- [STATED PROBLEM]
Quote, word for word, the line containing "Transcribe this image's" and all lines that follow it to the end of the records, with no pictures.

- [PROVIDED MATERIAL]
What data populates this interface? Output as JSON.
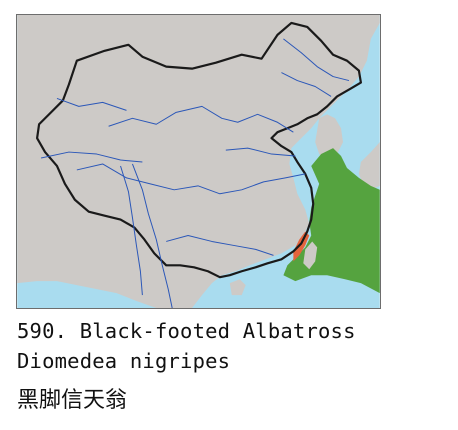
{
  "species": {
    "number_name": "590. Black-footed Albatross",
    "scientific_name": "Diomedea nigripes",
    "chinese_name": "黑脚信天翁"
  },
  "legend_colors": {
    "sea": "#a9dcef",
    "land": "#cdcac7",
    "range_main": "#55a33f",
    "range_coastal": "#e4643d",
    "border": "#1a1a1a",
    "river": "#2b57b8"
  }
}
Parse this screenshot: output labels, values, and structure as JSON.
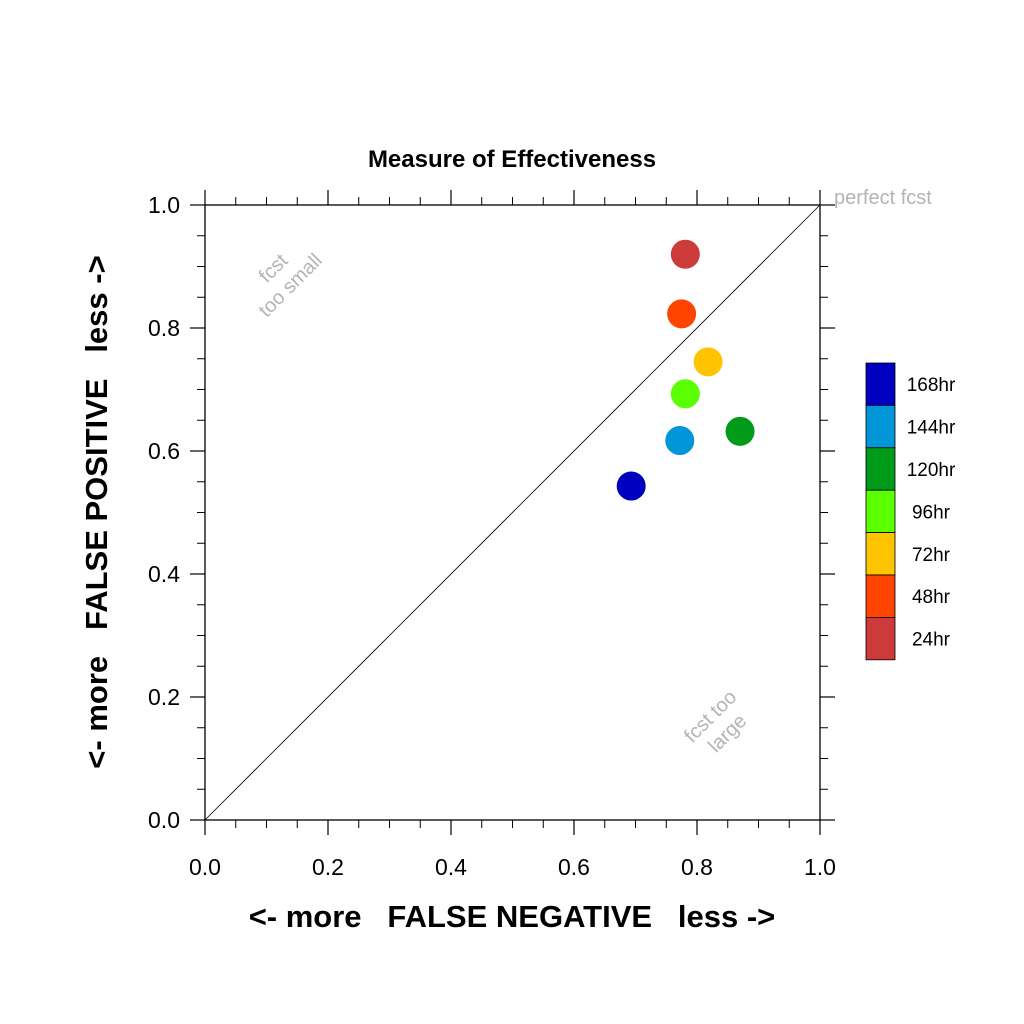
{
  "chart_data": {
    "type": "scatter",
    "title": "Measure of Effectiveness",
    "xlabel": "<- more   FALSE NEGATIVE   less ->",
    "ylabel": "<- more   FALSE POSITIVE   less ->",
    "xlim": [
      0.0,
      1.0
    ],
    "ylim": [
      0.0,
      1.0
    ],
    "xticks": [
      "0.0",
      "0.2",
      "0.4",
      "0.6",
      "0.8",
      "1.0"
    ],
    "yticks": [
      "0.0",
      "0.2",
      "0.4",
      "0.6",
      "0.8",
      "1.0"
    ],
    "grid": false,
    "reference_line": "diagonal",
    "annotations": {
      "perfect": "perfect fcst",
      "small_1": "fcst",
      "small_2": "too small",
      "large_1": "fcst too",
      "large_2": "large"
    },
    "legend_position": "right",
    "series": [
      {
        "name": "168hr",
        "color": "#0000c0",
        "x": 0.693,
        "y": 0.543
      },
      {
        "name": "144hr",
        "color": "#0096d8",
        "x": 0.772,
        "y": 0.617
      },
      {
        "name": "120hr",
        "color": "#009b19",
        "x": 0.87,
        "y": 0.632
      },
      {
        "name": "96hr",
        "color": "#5aff00",
        "x": 0.781,
        "y": 0.693
      },
      {
        "name": "72hr",
        "color": "#ffc400",
        "x": 0.818,
        "y": 0.745
      },
      {
        "name": "48hr",
        "color": "#ff4400",
        "x": 0.775,
        "y": 0.823
      },
      {
        "name": "24hr",
        "color": "#cc3a3a",
        "x": 0.781,
        "y": 0.92
      }
    ]
  }
}
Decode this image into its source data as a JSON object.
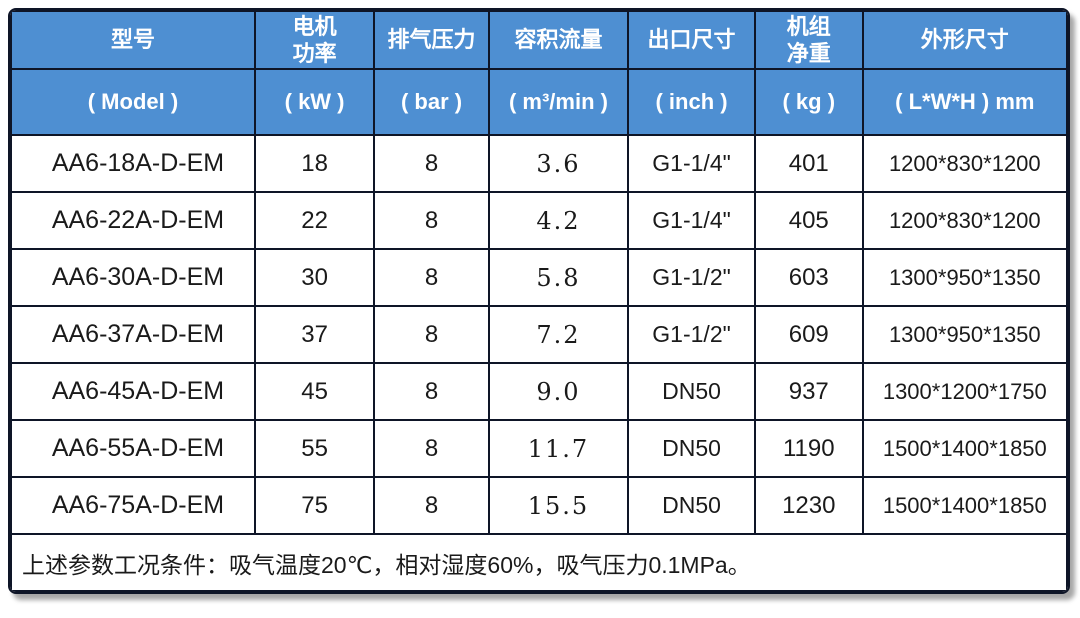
{
  "accent_color": "#4e8fd2",
  "border_color": "#0e1527",
  "header_text_color": "#ffffff",
  "chart_data": {
    "type": "table",
    "title": "",
    "columns": [
      {
        "key": "model",
        "cn": "型号",
        "unit": "( Model )"
      },
      {
        "key": "power",
        "cn": "电机\n功率",
        "unit": "( kW )"
      },
      {
        "key": "pressure",
        "cn": "排气压力",
        "unit": "( bar )"
      },
      {
        "key": "flow",
        "cn": "容积流量",
        "unit": "( m³/min )"
      },
      {
        "key": "outlet",
        "cn": "出口尺寸",
        "unit": "( inch )"
      },
      {
        "key": "weight",
        "cn": "机组\n净重",
        "unit": "( kg )"
      },
      {
        "key": "dims",
        "cn": "外形尺寸",
        "unit": "( L*W*H ) mm"
      }
    ],
    "rows": [
      [
        "AA6-18A-D-EM",
        "18",
        "8",
        "3.6",
        "G1-1/4\"",
        "401",
        "1200*830*1200"
      ],
      [
        "AA6-22A-D-EM",
        "22",
        "8",
        "4.2",
        "G1-1/4\"",
        "405",
        "1200*830*1200"
      ],
      [
        "AA6-30A-D-EM",
        "30",
        "8",
        "5.8",
        "G1-1/2\"",
        "603",
        "1300*950*1350"
      ],
      [
        "AA6-37A-D-EM",
        "37",
        "8",
        "7.2",
        "G1-1/2\"",
        "609",
        "1300*950*1350"
      ],
      [
        "AA6-45A-D-EM",
        "45",
        "8",
        "9.0",
        "DN50",
        "937",
        "1300*1200*1750"
      ],
      [
        "AA6-55A-D-EM",
        "55",
        "8",
        "11.7",
        "DN50",
        "1190",
        "1500*1400*1850"
      ],
      [
        "AA6-75A-D-EM",
        "75",
        "8",
        "15.5",
        "DN50",
        "1230",
        "1500*1400*1850"
      ]
    ],
    "footnote": "上述参数工况条件：吸气温度20℃，相对湿度60%，吸气压力0.1MPa。"
  }
}
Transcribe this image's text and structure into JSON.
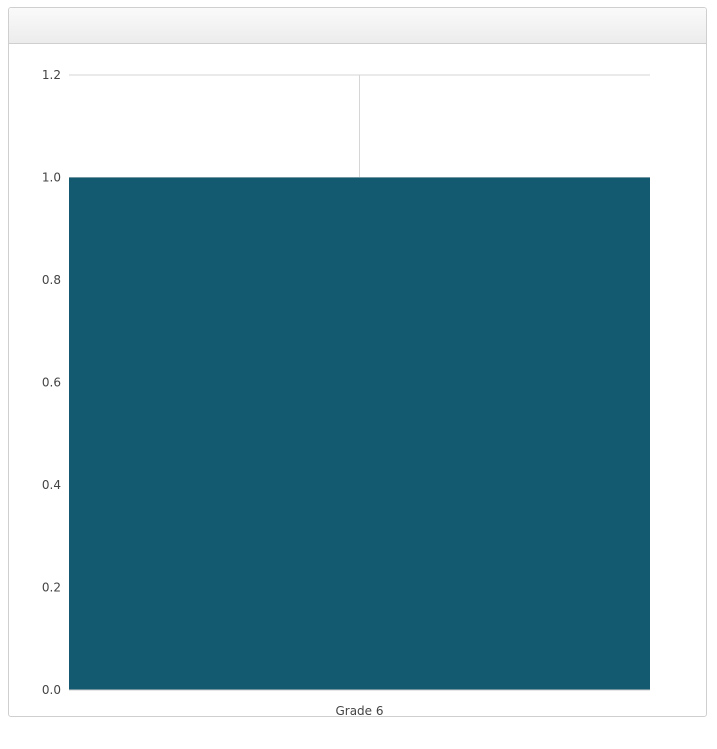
{
  "panel": {
    "title": ""
  },
  "colors": {
    "bar": "#135a70",
    "grid": "#d6d6d6",
    "axis": "#cccccc"
  },
  "chart_data": {
    "type": "bar",
    "categories": [
      "Grade 6"
    ],
    "series": [
      {
        "values": [
          1.0
        ]
      }
    ],
    "ylim": [
      0,
      1.2
    ],
    "yticks": [
      "0.0",
      "0.2",
      "0.4",
      "0.6",
      "0.8",
      "1.0",
      "1.2"
    ],
    "grid": true,
    "legend": "none"
  }
}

- [SOLUTION BELOW]
Transcribe this image's text and structure into JSON.
{
  "panel": {
    "title": ""
  },
  "colors": {
    "bar": "#135a70",
    "grid": "#d6d6d6",
    "axis": "#cccccc"
  },
  "chart_data": {
    "type": "bar",
    "categories": [
      "Grade 6"
    ],
    "series": [
      {
        "values": [
          1.0
        ]
      }
    ],
    "ylim": [
      0,
      1.2
    ],
    "yticks": [
      "0.0",
      "0.2",
      "0.4",
      "0.6",
      "0.8",
      "1.0",
      "1.2"
    ],
    "grid": true,
    "legend": "none"
  }
}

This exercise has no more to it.